▶ [PROMPT]:
Using the listing beneath this task, count the lines with the word "Frost" and write only the result.

▶ [RECORD EXCERPTS]:

══════

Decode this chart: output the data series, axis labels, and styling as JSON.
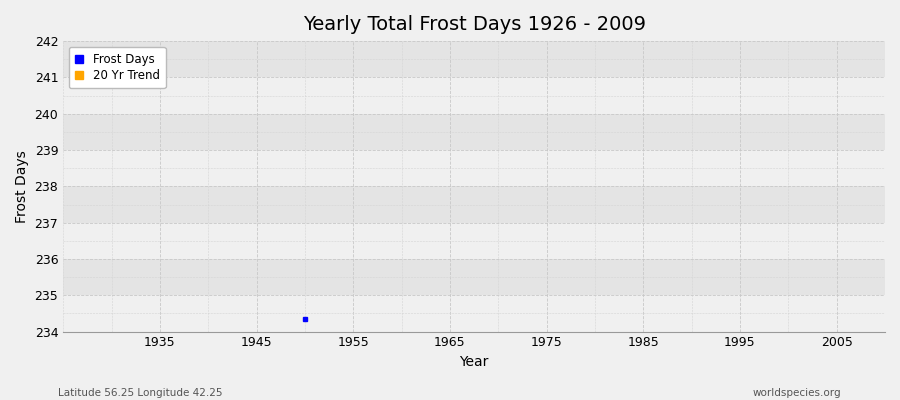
{
  "title": "Yearly Total Frost Days 1926 - 2009",
  "xlabel": "Year",
  "ylabel": "Frost Days",
  "subtitle_left": "Latitude 56.25 Longitude 42.25",
  "subtitle_right": "worldspecies.org",
  "xlim": [
    1925,
    2010
  ],
  "ylim": [
    234,
    242
  ],
  "yticks": [
    234,
    235,
    236,
    237,
    238,
    239,
    240,
    241,
    242
  ],
  "xticks": [
    1935,
    1945,
    1955,
    1965,
    1975,
    1985,
    1995,
    2005
  ],
  "data_points": [
    [
      1950,
      234.35
    ]
  ],
  "legend_items": [
    {
      "label": "Frost Days",
      "color": "#0000ff"
    },
    {
      "label": "20 Yr Trend",
      "color": "#ffa500"
    }
  ],
  "bg_color": "#f0f0f0",
  "plot_area_color": "#e8e8e8",
  "band_color_light": "#f0f0f0",
  "band_color_dark": "#e4e4e4",
  "grid_major_color": "#c8c8c8",
  "grid_minor_color": "#d4d4d4",
  "point_color": "#0000ff",
  "point_size": 3,
  "title_fontsize": 14,
  "label_fontsize": 10,
  "tick_fontsize": 9
}
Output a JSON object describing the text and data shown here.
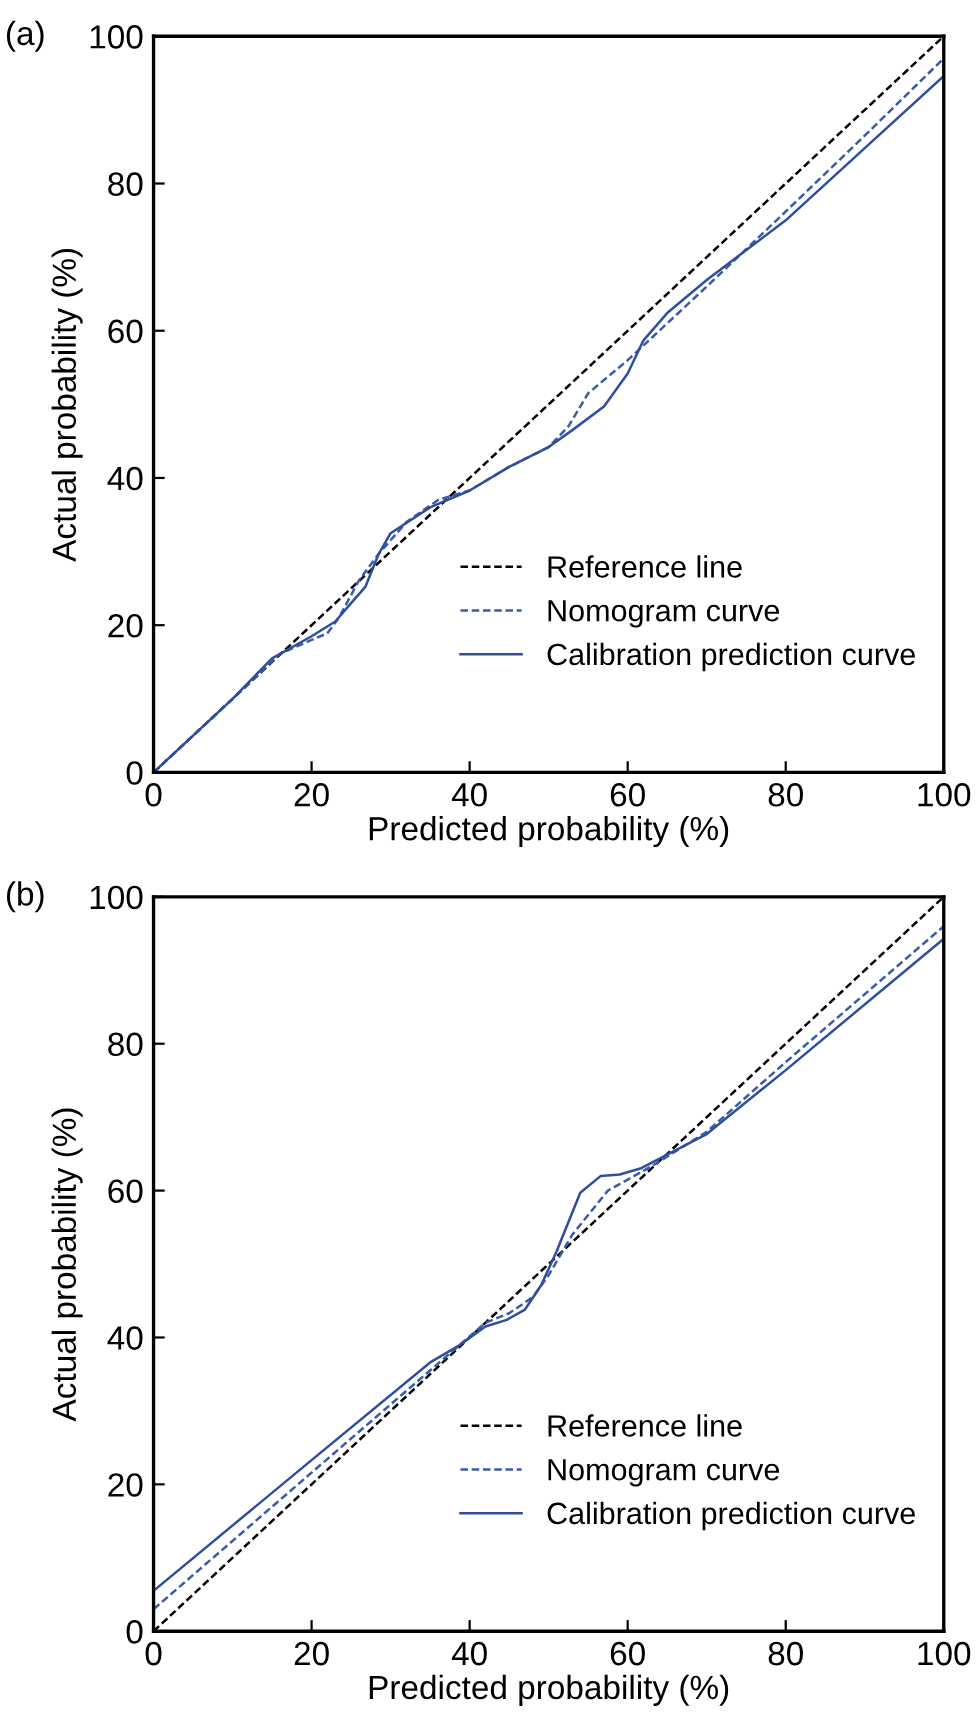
{
  "chart_data": [
    {
      "type": "line",
      "title": "(a)",
      "xlabel": "Predicted probability (%)",
      "ylabel": "Actual probability (%)",
      "xlim": [
        0,
        100
      ],
      "ylim": [
        0,
        100
      ],
      "xticks": [
        0,
        20,
        40,
        60,
        80,
        100
      ],
      "yticks": [
        0,
        20,
        40,
        60,
        80,
        100
      ],
      "grid": false,
      "legend": "bottom right",
      "marker": "none",
      "series": [
        {
          "name": "Reference line",
          "color": "#000000",
          "line_style": "dashed",
          "x": [
            0,
            100
          ],
          "values": [
            0,
            100
          ]
        },
        {
          "name": "Nomogram curve",
          "color": "#3a5ba8",
          "line_style": "dashed",
          "x": [
            0,
            10,
            16,
            20,
            22,
            23.5,
            26,
            28.5,
            32,
            36,
            40,
            45,
            50,
            52.5,
            55,
            60,
            70,
            80,
            90,
            100
          ],
          "values": [
            0,
            10,
            16.1,
            18,
            18.9,
            21.1,
            26.1,
            29.7,
            34,
            37,
            38.3,
            41.5,
            44.2,
            47,
            51.5,
            56,
            66,
            76.2,
            86.5,
            97
          ]
        },
        {
          "name": "Calibration prediction curve",
          "color": "#2f4f9e",
          "line_style": "solid",
          "x": [
            0,
            10,
            15,
            20,
            23,
            25,
            26.8,
            28.5,
            30,
            35,
            40,
            45,
            50,
            53,
            57,
            60,
            62,
            65,
            70,
            80,
            90,
            100
          ],
          "values": [
            0,
            10,
            15.5,
            18.5,
            20.5,
            23,
            25.2,
            29.7,
            32.5,
            36,
            38.3,
            41.5,
            44.2,
            46.5,
            49.7,
            54.2,
            58.7,
            62.4,
            66.9,
            75,
            84.8,
            94.6
          ]
        }
      ]
    },
    {
      "type": "line",
      "title": "(b)",
      "xlabel": "Predicted probability (%)",
      "ylabel": "Actual probability (%)",
      "xlim": [
        0,
        100
      ],
      "ylim": [
        0,
        100
      ],
      "xticks": [
        0,
        20,
        40,
        60,
        80,
        100
      ],
      "yticks": [
        0,
        20,
        40,
        60,
        80,
        100
      ],
      "grid": false,
      "legend": "bottom right",
      "marker": "none",
      "series": [
        {
          "name": "Reference line",
          "color": "#000000",
          "line_style": "dashed",
          "x": [
            0,
            100
          ],
          "values": [
            0,
            100
          ]
        },
        {
          "name": "Nomogram curve",
          "color": "#3a5ba8",
          "line_style": "dashed",
          "x": [
            0,
            20,
            38,
            42,
            45,
            48,
            50,
            53,
            57.5,
            60,
            63,
            70,
            80,
            100
          ],
          "values": [
            3,
            21.6,
            38.3,
            42,
            43.3,
            45.5,
            48.5,
            54,
            60,
            61.5,
            63.3,
            68,
            77.5,
            96
          ]
        },
        {
          "name": "Calibration prediction curve",
          "color": "#2f4f9e",
          "line_style": "solid",
          "x": [
            0,
            20,
            35,
            38.8,
            42,
            44.7,
            47,
            49,
            51,
            54,
            56.6,
            59,
            61.6,
            65,
            70,
            80,
            100
          ],
          "values": [
            5.5,
            23.3,
            36.6,
            39,
            41.5,
            42.4,
            43.8,
            47,
            51.7,
            59.7,
            62,
            62.2,
            63,
            64.9,
            67.7,
            76.4,
            94.3
          ]
        }
      ]
    }
  ]
}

══════

▶ [SOLUTION BELOW]:
3